Reproduce all the lines exactly as they stand, apart from the pictures.

● ● ● ● ●

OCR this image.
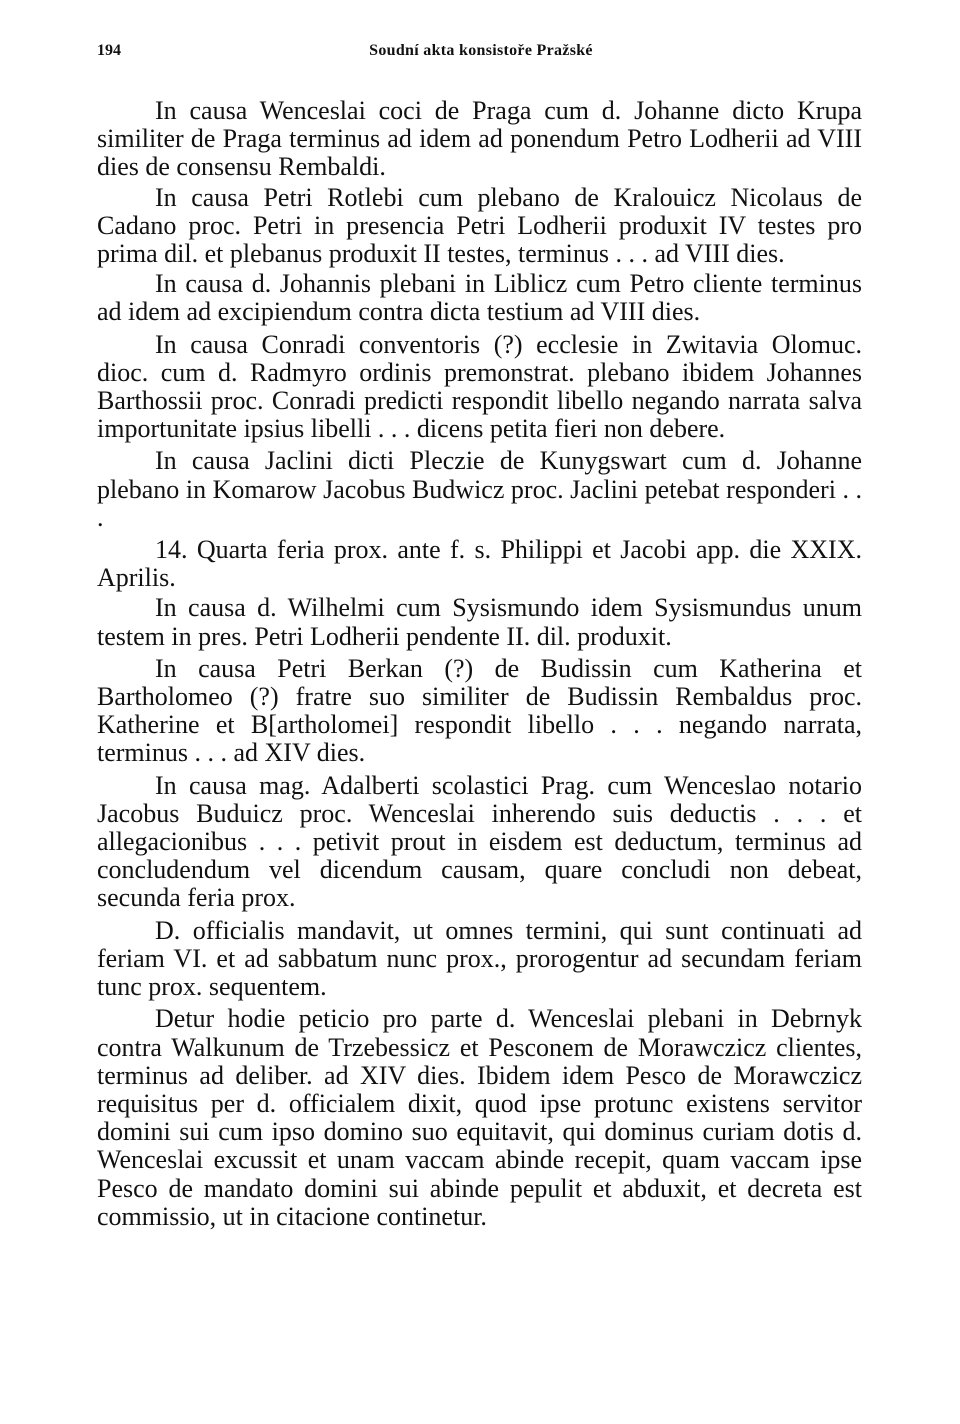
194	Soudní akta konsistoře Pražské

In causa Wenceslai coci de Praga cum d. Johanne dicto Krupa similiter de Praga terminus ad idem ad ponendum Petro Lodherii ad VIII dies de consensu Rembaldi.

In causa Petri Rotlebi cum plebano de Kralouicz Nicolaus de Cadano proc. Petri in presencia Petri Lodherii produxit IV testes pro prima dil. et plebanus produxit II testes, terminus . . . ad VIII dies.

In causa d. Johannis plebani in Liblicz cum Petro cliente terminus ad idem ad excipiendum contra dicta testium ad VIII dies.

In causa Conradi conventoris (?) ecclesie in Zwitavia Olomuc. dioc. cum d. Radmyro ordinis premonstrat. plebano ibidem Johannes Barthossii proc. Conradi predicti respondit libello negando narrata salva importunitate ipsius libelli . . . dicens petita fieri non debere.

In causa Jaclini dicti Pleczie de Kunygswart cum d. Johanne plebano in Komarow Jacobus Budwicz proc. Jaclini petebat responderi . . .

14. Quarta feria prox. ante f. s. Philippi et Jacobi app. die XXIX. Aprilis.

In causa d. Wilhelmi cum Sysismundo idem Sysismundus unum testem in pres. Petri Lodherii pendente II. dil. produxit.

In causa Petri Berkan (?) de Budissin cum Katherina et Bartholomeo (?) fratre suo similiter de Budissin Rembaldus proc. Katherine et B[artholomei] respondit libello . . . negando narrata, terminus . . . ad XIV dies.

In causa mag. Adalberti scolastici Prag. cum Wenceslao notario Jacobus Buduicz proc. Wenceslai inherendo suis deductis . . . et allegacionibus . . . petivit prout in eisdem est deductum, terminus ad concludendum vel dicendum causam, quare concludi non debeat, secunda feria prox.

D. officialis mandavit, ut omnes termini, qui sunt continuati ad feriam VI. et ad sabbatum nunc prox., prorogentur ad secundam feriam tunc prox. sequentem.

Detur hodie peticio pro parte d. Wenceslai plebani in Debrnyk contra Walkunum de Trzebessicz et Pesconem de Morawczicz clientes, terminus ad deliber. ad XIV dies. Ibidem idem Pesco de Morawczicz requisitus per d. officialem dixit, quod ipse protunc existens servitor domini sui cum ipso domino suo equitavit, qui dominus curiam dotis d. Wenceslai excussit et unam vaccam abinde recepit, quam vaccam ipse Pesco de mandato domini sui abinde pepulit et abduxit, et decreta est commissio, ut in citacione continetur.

● ● ● ● ●

> _Exercise result_
OCR this image.
194	Soudní akta konsistoře Pražské

In causa Wenceslai coci de Praga cum d. Johanne dicto Krupa similiter de Praga terminus ad idem ad ponendum Petro Lodherii ad VIII dies de consensu Rembaldi.

In causa Petri Rotlebi cum plebano de Kralouicz Nicolaus de Cadano proc. Petri in presencia Petri Lodherii produxit IV testes pro prima dil. et plebanus produxit II testes, terminus . . . ad VIII dies.

In causa d. Johannis plebani in Liblicz cum Petro cliente terminus ad idem ad excipiendum contra dicta testium ad VIII dies.

In causa Conradi conventoris (?) ecclesie in Zwitavia Olomuc. dioc. cum d. Radmyro ordinis premonstrat. plebano ibidem Johannes Barthossii proc. Conradi predicti respondit libello negando narrata salva importunitate ipsius libelli . . . dicens petita fieri non debere.

In causa Jaclini dicti Pleczie de Kunygswart cum d. Johanne plebano in Komarow Jacobus Budwicz proc. Jaclini petebat responderi . . .

14. Quarta feria prox. ante f. s. Philippi et Jacobi app. die XXIX. Aprilis.

In causa d. Wilhelmi cum Sysismundo idem Sysismundus unum testem in pres. Petri Lodherii pendente II. dil. produxit.

In causa Petri Berkan (?) de Budissin cum Katherina et Bartholomeo (?) fratre suo similiter de Budissin Rembaldus proc. Katherine et B[artholomei] respondit libello . . . negando narrata, terminus . . . ad XIV dies.

In causa mag. Adalberti scolastici Prag. cum Wenceslao notario Jacobus Buduicz proc. Wenceslai inherendo suis deductis . . . et allegacionibus . . . petivit prout in eisdem est deductum, terminus ad concludendum vel dicendum causam, quare concludi non debeat, secunda feria prox.

D. officialis mandavit, ut omnes termini, qui sunt continuati ad feriam VI. et ad sabbatum nunc prox., prorogentur ad secundam feriam tunc prox. sequentem.

Detur hodie peticio pro parte d. Wenceslai plebani in Debrnyk contra Walkunum de Trzebessicz et Pesconem de Morawczicz clientes, terminus ad deliber. ad XIV dies. Ibidem idem Pesco de Morawczicz requisitus per d. officialem dixit, quod ipse protunc existens servitor domini sui cum ipso domino suo equitavit, qui dominus curiam dotis d. Wenceslai excussit et unam vaccam abinde recepit, quam vaccam ipse Pesco de mandato domini sui abinde pepulit et abduxit, et decreta est commissio, ut in citacione continetur.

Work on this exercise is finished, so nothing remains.